Exercise input:
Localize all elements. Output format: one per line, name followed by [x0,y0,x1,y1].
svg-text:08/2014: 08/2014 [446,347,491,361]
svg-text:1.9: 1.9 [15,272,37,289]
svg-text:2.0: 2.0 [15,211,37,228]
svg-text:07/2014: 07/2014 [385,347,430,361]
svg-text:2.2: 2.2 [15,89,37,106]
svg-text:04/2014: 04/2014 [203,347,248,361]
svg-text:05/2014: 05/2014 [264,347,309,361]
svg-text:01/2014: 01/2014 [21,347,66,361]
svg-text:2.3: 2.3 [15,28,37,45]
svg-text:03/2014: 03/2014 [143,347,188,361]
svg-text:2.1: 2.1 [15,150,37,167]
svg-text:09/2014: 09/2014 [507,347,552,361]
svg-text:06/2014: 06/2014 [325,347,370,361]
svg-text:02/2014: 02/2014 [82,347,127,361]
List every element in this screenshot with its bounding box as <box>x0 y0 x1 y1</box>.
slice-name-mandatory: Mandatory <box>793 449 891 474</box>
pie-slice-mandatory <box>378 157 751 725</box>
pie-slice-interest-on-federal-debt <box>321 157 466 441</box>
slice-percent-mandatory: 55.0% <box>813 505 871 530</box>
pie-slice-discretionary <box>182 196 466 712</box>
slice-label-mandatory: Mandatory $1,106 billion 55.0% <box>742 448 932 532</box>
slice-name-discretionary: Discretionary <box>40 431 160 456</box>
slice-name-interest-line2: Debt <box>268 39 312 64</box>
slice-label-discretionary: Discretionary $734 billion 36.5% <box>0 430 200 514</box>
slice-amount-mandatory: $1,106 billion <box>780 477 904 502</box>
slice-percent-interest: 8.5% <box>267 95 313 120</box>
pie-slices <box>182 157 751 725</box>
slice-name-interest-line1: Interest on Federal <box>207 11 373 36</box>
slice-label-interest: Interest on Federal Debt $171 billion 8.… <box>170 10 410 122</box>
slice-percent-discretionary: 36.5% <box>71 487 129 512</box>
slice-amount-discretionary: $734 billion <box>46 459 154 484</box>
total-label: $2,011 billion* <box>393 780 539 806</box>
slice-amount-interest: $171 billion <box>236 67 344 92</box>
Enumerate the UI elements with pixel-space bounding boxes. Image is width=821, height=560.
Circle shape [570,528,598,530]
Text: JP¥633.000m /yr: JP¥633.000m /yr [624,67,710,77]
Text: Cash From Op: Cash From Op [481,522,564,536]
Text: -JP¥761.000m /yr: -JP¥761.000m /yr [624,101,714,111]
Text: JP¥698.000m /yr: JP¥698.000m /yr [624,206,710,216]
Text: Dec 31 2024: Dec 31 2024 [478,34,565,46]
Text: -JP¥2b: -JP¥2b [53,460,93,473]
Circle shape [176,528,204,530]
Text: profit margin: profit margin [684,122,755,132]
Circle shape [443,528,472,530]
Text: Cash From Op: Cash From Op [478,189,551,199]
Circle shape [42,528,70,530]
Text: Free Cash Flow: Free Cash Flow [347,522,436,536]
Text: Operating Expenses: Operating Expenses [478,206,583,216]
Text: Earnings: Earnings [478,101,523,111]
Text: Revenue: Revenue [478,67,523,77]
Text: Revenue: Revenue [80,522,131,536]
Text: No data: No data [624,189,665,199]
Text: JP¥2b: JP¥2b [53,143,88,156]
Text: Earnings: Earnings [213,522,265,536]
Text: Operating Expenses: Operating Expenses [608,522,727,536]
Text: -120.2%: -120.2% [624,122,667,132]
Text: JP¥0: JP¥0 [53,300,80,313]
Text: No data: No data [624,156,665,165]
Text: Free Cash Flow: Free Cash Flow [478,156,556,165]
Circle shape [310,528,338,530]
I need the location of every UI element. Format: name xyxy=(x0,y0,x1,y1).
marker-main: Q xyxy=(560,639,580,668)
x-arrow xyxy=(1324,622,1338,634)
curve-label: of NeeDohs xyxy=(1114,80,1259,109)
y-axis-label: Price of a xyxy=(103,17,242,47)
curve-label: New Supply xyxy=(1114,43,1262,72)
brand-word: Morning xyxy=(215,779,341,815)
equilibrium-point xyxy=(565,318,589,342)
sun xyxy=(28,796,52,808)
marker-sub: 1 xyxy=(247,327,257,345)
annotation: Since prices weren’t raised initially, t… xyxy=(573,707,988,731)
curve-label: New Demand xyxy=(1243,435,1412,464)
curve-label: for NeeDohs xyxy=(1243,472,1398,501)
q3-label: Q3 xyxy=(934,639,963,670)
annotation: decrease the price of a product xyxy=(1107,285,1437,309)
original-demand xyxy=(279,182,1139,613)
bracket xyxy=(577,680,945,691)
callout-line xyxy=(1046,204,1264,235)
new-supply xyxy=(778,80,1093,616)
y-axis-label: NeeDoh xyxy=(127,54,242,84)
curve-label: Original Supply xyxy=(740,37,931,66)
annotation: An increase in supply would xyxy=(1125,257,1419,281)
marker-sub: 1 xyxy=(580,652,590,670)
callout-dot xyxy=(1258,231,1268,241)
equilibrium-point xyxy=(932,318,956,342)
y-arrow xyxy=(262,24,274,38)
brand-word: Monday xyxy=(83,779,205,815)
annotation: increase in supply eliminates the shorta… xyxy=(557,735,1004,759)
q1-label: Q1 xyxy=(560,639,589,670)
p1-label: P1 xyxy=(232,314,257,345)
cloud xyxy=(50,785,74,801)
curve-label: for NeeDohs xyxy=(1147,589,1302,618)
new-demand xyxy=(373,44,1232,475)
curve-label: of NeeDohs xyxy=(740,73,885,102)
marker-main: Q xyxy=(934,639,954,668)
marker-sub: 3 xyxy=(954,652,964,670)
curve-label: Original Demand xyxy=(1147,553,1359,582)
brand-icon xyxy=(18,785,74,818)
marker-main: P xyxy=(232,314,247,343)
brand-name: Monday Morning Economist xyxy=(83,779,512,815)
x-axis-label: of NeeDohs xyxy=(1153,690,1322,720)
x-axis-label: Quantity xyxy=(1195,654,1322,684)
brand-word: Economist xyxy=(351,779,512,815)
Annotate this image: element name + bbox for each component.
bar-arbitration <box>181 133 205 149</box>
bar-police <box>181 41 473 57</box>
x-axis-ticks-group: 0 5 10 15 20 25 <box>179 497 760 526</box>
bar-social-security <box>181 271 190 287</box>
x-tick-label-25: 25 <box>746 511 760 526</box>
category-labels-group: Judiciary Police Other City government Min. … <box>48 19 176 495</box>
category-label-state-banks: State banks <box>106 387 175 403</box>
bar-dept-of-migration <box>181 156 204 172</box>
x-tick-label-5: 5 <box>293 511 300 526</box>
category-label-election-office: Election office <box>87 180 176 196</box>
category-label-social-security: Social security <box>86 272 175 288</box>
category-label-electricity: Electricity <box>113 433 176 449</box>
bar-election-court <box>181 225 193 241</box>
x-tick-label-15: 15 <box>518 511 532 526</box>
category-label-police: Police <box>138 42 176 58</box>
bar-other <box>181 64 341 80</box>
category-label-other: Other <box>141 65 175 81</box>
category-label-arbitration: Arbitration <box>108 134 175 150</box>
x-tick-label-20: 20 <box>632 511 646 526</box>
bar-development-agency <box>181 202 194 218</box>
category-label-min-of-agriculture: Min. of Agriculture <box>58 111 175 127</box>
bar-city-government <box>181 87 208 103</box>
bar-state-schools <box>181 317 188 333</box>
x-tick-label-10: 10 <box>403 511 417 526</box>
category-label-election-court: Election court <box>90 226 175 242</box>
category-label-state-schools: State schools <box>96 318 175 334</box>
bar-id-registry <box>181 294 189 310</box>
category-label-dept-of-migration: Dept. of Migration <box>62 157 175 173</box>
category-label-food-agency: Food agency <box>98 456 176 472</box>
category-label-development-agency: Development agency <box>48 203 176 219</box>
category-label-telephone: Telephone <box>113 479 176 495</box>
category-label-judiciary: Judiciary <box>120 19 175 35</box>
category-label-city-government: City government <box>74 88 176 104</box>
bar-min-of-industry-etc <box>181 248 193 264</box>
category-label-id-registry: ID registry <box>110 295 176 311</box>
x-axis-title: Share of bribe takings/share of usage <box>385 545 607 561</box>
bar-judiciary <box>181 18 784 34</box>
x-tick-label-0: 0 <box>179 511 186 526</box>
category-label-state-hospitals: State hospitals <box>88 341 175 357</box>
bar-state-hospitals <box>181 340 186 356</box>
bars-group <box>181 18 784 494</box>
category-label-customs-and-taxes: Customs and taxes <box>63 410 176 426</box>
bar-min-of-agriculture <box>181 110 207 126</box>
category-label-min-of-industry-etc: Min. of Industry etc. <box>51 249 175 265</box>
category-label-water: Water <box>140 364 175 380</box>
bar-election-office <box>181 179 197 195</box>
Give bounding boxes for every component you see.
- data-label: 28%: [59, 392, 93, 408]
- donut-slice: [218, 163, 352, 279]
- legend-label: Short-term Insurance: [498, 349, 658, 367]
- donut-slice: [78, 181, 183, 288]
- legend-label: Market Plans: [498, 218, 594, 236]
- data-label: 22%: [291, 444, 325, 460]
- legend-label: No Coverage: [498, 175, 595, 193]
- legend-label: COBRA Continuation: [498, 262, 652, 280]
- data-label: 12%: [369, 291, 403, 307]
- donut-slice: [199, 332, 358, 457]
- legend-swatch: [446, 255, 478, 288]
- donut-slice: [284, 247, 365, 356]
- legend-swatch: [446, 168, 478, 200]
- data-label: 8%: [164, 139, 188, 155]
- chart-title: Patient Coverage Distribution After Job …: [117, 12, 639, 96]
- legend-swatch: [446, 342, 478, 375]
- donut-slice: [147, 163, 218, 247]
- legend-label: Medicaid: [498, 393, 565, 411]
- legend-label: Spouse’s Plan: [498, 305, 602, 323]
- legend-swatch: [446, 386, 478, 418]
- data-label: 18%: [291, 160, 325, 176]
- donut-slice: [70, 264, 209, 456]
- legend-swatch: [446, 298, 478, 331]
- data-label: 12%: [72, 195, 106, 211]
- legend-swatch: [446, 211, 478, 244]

Exercise instructions: Reproduce the items word for word, from the very first line down to and including the line that contains "svg-text:06/2014: 06/2014 [325,347,370,361]".

The reply:
Localize all elements. Output format: one per line, name followed by [x0,y0,x1,y1].
svg-text:08/2014: 08/2014 [446,347,491,361]
svg-text:1.9: 1.9 [15,272,37,289]
svg-text:2.0: 2.0 [15,211,37,228]
svg-text:07/2014: 07/2014 [385,347,430,361]
svg-text:2.2: 2.2 [15,89,37,106]
svg-text:04/2014: 04/2014 [203,347,248,361]
svg-text:05/2014: 05/2014 [264,347,309,361]
svg-text:01/2014: 01/2014 [21,347,66,361]
svg-text:2.3: 2.3 [15,28,37,45]
svg-text:03/2014: 03/2014 [143,347,188,361]
svg-text:2.1: 2.1 [15,150,37,167]
svg-text:09/2014: 09/2014 [507,347,552,361]
svg-text:06/2014: 06/2014 [325,347,370,361]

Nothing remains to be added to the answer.